Task goal: Retype each entry below, keeping every character the same.

Supplied data:
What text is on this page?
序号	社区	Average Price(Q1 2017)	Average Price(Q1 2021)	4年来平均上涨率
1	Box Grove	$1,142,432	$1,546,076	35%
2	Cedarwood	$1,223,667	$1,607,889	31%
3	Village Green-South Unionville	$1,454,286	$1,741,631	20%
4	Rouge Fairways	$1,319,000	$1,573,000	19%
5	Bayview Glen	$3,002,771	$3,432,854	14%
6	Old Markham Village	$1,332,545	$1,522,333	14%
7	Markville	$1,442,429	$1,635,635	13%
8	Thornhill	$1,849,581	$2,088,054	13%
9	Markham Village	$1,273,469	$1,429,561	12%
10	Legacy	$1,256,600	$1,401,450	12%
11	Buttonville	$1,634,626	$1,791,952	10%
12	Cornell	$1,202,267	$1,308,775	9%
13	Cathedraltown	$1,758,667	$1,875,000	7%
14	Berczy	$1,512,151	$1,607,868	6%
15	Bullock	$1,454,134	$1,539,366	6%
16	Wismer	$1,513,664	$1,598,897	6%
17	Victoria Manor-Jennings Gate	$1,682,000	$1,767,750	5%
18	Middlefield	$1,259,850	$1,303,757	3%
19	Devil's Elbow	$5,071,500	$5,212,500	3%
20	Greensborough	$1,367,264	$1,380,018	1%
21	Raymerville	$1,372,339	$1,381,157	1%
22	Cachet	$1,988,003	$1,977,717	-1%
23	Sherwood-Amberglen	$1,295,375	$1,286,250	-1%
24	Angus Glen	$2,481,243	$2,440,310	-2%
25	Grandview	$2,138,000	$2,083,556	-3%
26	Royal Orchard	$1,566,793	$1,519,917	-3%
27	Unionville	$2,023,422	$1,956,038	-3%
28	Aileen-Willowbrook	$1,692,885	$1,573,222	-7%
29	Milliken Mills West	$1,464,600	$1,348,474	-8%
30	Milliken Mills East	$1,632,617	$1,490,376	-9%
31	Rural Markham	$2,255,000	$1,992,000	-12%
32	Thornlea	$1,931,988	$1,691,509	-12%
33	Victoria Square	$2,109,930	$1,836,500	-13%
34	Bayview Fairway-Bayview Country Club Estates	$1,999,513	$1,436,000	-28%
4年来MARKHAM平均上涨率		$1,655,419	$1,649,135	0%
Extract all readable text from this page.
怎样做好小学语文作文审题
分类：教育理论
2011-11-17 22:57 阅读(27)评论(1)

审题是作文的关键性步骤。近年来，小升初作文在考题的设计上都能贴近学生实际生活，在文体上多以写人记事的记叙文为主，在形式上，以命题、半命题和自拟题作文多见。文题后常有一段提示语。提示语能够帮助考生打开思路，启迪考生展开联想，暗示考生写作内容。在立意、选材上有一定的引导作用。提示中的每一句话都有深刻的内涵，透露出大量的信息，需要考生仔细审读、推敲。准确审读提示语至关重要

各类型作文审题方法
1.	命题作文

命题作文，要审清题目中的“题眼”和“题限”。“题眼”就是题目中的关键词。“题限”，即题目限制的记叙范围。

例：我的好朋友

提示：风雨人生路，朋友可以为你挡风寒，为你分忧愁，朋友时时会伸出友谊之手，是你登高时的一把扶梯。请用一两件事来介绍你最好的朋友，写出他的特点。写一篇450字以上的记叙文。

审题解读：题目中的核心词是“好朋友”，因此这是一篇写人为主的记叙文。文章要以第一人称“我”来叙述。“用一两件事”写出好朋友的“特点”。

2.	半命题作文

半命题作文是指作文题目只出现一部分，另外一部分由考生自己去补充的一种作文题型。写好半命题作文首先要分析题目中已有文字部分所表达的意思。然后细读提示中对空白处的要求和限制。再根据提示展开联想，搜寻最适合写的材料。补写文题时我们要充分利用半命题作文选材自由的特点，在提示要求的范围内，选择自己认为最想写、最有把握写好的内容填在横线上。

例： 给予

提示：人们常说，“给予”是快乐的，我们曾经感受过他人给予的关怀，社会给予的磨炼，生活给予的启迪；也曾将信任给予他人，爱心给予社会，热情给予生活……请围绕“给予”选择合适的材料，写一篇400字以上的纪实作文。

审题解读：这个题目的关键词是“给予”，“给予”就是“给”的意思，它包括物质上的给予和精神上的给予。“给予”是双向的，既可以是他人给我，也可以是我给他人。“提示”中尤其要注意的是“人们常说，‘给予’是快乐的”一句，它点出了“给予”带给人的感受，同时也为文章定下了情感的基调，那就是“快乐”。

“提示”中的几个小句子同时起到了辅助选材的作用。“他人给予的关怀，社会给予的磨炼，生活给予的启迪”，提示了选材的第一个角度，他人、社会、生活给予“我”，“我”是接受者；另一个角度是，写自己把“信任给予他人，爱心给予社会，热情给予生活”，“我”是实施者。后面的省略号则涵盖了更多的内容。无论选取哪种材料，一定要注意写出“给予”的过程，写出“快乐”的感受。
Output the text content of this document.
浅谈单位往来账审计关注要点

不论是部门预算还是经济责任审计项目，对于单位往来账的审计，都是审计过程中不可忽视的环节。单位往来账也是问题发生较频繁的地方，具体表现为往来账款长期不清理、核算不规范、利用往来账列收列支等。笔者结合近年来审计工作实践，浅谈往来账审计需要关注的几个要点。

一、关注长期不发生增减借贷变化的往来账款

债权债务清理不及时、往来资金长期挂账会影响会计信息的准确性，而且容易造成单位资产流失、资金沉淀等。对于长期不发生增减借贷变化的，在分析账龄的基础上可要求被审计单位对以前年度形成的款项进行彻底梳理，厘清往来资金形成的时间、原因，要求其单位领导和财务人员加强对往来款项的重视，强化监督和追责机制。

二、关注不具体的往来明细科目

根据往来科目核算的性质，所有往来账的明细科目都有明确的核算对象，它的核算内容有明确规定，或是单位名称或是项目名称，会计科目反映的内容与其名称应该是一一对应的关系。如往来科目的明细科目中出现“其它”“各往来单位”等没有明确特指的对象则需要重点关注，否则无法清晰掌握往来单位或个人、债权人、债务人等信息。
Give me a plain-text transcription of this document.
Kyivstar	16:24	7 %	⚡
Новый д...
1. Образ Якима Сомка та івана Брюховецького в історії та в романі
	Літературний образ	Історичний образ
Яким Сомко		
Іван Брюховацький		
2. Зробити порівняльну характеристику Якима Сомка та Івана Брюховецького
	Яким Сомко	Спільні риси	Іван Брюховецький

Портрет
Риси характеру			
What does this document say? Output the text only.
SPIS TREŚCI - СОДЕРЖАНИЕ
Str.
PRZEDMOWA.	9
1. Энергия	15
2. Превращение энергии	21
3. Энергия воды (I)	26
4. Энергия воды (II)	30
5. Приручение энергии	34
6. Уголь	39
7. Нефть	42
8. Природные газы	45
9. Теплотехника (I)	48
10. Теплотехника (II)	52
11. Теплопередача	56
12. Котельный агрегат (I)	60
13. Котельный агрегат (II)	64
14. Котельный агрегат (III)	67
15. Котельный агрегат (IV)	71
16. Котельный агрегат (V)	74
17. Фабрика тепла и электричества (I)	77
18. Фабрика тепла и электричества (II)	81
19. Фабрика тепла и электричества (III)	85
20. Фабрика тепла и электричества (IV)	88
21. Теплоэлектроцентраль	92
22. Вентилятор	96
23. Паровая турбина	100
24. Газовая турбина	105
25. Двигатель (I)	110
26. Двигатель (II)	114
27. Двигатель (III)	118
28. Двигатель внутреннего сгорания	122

Solution to this exercise:
What text is on this page?
序号	社区	Average Price(Q1 2017)	Average Price(Q1 2021)	4年来平均上涨率
1	Box Grove	$1,142,432	$1,546,076	35%
2	Cedarwood	$1,223,667	$1,607,889	31%
3	Village Green-South Unionville	$1,454,286	$1,741,631	20%
4	Rouge Fairways	$1,319,000	$1,573,000	19%
5	Bayview Glen	$3,002,771	$3,432,854	14%
6	Old Markham Village	$1,332,545	$1,522,333	14%
7	Markville	$1,442,429	$1,635,635	13%
8	Thornhill	$1,849,581	$2,088,054	13%
9	Markham Village	$1,273,469	$1,429,561	12%
10	Legacy	$1,256,600	$1,401,450	12%
11	Buttonville	$1,634,626	$1,791,952	10%
12	Cornell	$1,202,267	$1,308,775	9%
13	Cathedraltown	$1,758,667	$1,875,000	7%
14	Berczy	$1,512,151	$1,607,868	6%
15	Bullock	$1,454,134	$1,539,366	6%
16	Wismer	$1,513,664	$1,598,897	6%
17	Victoria Manor-Jennings Gate	$1,682,000	$1,767,750	5%
18	Middlefield	$1,259,850	$1,303,757	3%
19	Devil's Elbow	$5,071,500	$5,212,500	3%
20	Greensborough	$1,367,264	$1,380,018	1%
21	Raymerville	$1,372,339	$1,381,157	1%
22	Cachet	$1,988,003	$1,977,717	-1%
23	Sherwood-Amberglen	$1,295,375	$1,286,250	-1%
24	Angus Glen	$2,481,243	$2,440,310	-2%
25	Grandview	$2,138,000	$2,083,556	-3%
26	Royal Orchard	$1,566,793	$1,519,917	-3%
27	Unionville	$2,023,422	$1,956,038	-3%
28	Aileen-Willowbrook	$1,692,885	$1,573,222	-7%
29	Milliken Mills West	$1,464,600	$1,348,474	-8%
30	Milliken Mills East	$1,632,617	$1,490,376	-9%
31	Rural Markham	$2,255,000	$1,992,000	-12%
32	Thornlea	$1,931,988	$1,691,509	-12%
33	Victoria Square	$2,109,930	$1,836,500	-13%
34	Bayview Fairway-Bayview Country Club Estates	$1,999,513	$1,436,000	-28%
4年来MARKHAM平均上涨率		$1,655,419	$1,649,135	0%
Extract all readable text from this page.
怎样做好小学语文作文审题
分类：教育理论
2011-11-17 22:57 阅读(27)评论(1)

审题是作文的关键性步骤。近年来，小升初作文在考题的设计上都能贴近学生实际生活，在文体上多以写人记事的记叙文为主，在形式上，以命题、半命题和自拟题作文多见。文题后常有一段提示语。提示语能够帮助考生打开思路，启迪考生展开联想，暗示考生写作内容。在立意、选材上有一定的引导作用。提示中的每一句话都有深刻的内涵，透露出大量的信息，需要考生仔细审读、推敲。准确审读提示语至关重要

各类型作文审题方法
1.	命题作文

命题作文，要审清题目中的“题眼”和“题限”。“题眼”就是题目中的关键词。“题限”，即题目限制的记叙范围。

例：我的好朋友

提示：风雨人生路，朋友可以为你挡风寒，为你分忧愁，朋友时时会伸出友谊之手，是你登高时的一把扶梯。请用一两件事来介绍你最好的朋友，写出他的特点。写一篇450字以上的记叙文。

审题解读：题目中的核心词是“好朋友”，因此这是一篇写人为主的记叙文。文章要以第一人称“我”来叙述。“用一两件事”写出好朋友的“特点”。

2.	半命题作文

半命题作文是指作文题目只出现一部分，另外一部分由考生自己去补充的一种作文题型。写好半命题作文首先要分析题目中已有文字部分所表达的意思。然后细读提示中对空白处的要求和限制。再根据提示展开联想，搜寻最适合写的材料。补写文题时我们要充分利用半命题作文选材自由的特点，在提示要求的范围内，选择自己认为最想写、最有把握写好的内容填在横线上。

例： 给予

提示：人们常说，“给予”是快乐的，我们曾经感受过他人给予的关怀，社会给予的磨炼，生活给予的启迪；也曾将信任给予他人，爱心给予社会，热情给予生活……请围绕“给予”选择合适的材料，写一篇400字以上的纪实作文。

审题解读：这个题目的关键词是“给予”，“给予”就是“给”的意思，它包括物质上的给予和精神上的给予。“给予”是双向的，既可以是他人给我，也可以是我给他人。“提示”中尤其要注意的是“人们常说，‘给予’是快乐的”一句，它点出了“给予”带给人的感受，同时也为文章定下了情感的基调，那就是“快乐”。

“提示”中的几个小句子同时起到了辅助选材的作用。“他人给予的关怀，社会给予的磨炼，生活给予的启迪”，提示了选材的第一个角度，他人、社会、生活给予“我”，“我”是接受者；另一个角度是，写自己把“信任给予他人，爱心给予社会，热情给予生活”，“我”是实施者。后面的省略号则涵盖了更多的内容。无论选取哪种材料，一定要注意写出“给予”的过程，写出“快乐”的感受。
Output the text content of this document.
浅谈单位往来账审计关注要点

不论是部门预算还是经济责任审计项目，对于单位往来账的审计，都是审计过程中不可忽视的环节。单位往来账也是问题发生较频繁的地方，具体表现为往来账款长期不清理、核算不规范、利用往来账列收列支等。笔者结合近年来审计工作实践，浅谈往来账审计需要关注的几个要点。

一、关注长期不发生增减借贷变化的往来账款

债权债务清理不及时、往来资金长期挂账会影响会计信息的准确性，而且容易造成单位资产流失、资金沉淀等。对于长期不发生增减借贷变化的，在分析账龄的基础上可要求被审计单位对以前年度形成的款项进行彻底梳理，厘清往来资金形成的时间、原因，要求其单位领导和财务人员加强对往来款项的重视，强化监督和追责机制。

二、关注不具体的往来明细科目

根据往来科目核算的性质，所有往来账的明细科目都有明确的核算对象，它的核算内容有明确规定，或是单位名称或是项目名称，会计科目反映的内容与其名称应该是一一对应的关系。如往来科目的明细科目中出现“其它”“各往来单位”等没有明确特指的对象则需要重点关注，否则无法清晰掌握往来单位或个人、债权人、债务人等信息。
Give me a plain-text transcription of this document.
Kyivstar	16:24	7 %	⚡
Новый д...
1. Образ Якима Сомка та івана Брюховецького в історії та в романі
	Літературний образ	Історичний образ
Яким Сомко		
Іван Брюховацький		
2. Зробити порівняльну характеристику Якима Сомка та Івана Брюховецького
	Яким Сомко	Спільні риси	Іван Брюховецький

Портрет
Риси характеру			
What does this document say? Output the text only.
SPIS TREŚCI - СОДЕРЖАНИЕ
Str.
PRZEDMOWA.	9
1. Энергия	15
2. Превращение энергии	21
3. Энергия воды (I)	26
4. Энергия воды (II)	30
5. Приручение энергии	34
6. Уголь	39
7. Нефть	42
8. Природные газы	45
9. Теплотехника (I)	48
10. Теплотехника (II)	52
11. Теплопередача	56
12. Котельный агрегат (I)	60
13. Котельный агрегат (II)	64
14. Котельный агрегат (III)	67
15. Котельный агрегат (IV)	71
16. Котельный агрегат (V)	74
17. Фабрика тепла и электричества (I)	77
18. Фабрика тепла и электричества (II)	81
19. Фабрика тепла и электричества (III)	85
20. Фабрика тепла и электричества (IV)	88
21. Теплоэлектроцентраль	92
22. Вентилятор	96
23. Паровая турбина	100
24. Газовая турбина	105
25. Двигатель (I)	110
26. Двигатель (II)	114
27. Двигатель (III)	118
28. Двигатель внутреннего сгорания	122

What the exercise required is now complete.